Collected data:

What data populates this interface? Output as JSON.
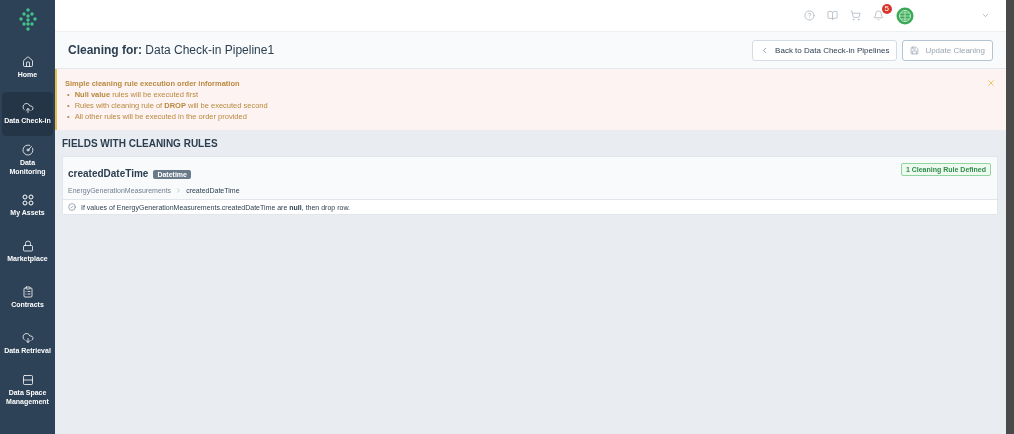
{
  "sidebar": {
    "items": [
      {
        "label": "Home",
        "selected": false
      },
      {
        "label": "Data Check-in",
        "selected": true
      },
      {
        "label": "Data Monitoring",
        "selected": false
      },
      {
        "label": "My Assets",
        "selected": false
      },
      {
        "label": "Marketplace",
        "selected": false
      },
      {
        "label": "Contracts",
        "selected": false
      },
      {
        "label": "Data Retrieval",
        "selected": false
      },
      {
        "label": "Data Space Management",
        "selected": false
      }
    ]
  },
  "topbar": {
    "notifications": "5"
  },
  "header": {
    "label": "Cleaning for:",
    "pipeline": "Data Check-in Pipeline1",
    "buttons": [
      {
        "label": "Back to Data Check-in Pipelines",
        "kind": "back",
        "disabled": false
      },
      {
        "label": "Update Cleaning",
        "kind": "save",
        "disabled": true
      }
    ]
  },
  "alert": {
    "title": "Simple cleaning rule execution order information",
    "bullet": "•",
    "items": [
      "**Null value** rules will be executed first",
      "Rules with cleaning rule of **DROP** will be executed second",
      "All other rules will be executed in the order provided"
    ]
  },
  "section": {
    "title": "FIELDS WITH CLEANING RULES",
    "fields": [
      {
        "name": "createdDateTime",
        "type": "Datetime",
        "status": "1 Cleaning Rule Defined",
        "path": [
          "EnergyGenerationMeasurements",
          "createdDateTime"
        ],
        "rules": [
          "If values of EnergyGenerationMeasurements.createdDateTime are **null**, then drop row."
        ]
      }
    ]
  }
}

Problem to solve:
Quote the material exactly. Pictures stay out.

Finished answer:
What data populates this interface? Output as JSON.
{
  "sidebar": {
    "items": [
      {
        "label": "Home",
        "selected": false
      },
      {
        "label": "Data Check-in",
        "selected": true
      },
      {
        "label": "Data Monitoring",
        "selected": false
      },
      {
        "label": "My Assets",
        "selected": false
      },
      {
        "label": "Marketplace",
        "selected": false
      },
      {
        "label": "Contracts",
        "selected": false
      },
      {
        "label": "Data Retrieval",
        "selected": false
      },
      {
        "label": "Data Space Management",
        "selected": false
      }
    ]
  },
  "topbar": {
    "notifications": "5"
  },
  "header": {
    "label": "Cleaning for:",
    "pipeline": "Data Check-in Pipeline1",
    "buttons": [
      {
        "label": "Back to Data Check-in Pipelines",
        "kind": "back",
        "disabled": false
      },
      {
        "label": "Update Cleaning",
        "kind": "save",
        "disabled": true
      }
    ]
  },
  "alert": {
    "title": "Simple cleaning rule execution order information",
    "bullet": "•",
    "items": [
      "**Null value** rules will be executed first",
      "Rules with cleaning rule of **DROP** will be executed second",
      "All other rules will be executed in the order provided"
    ]
  },
  "section": {
    "title": "FIELDS WITH CLEANING RULES",
    "fields": [
      {
        "name": "createdDateTime",
        "type": "Datetime",
        "status": "1 Cleaning Rule Defined",
        "path": [
          "EnergyGenerationMeasurements",
          "createdDateTime"
        ],
        "rules": [
          "If values of EnergyGenerationMeasurements.createdDateTime are **null**, then drop row."
        ]
      }
    ]
  }
}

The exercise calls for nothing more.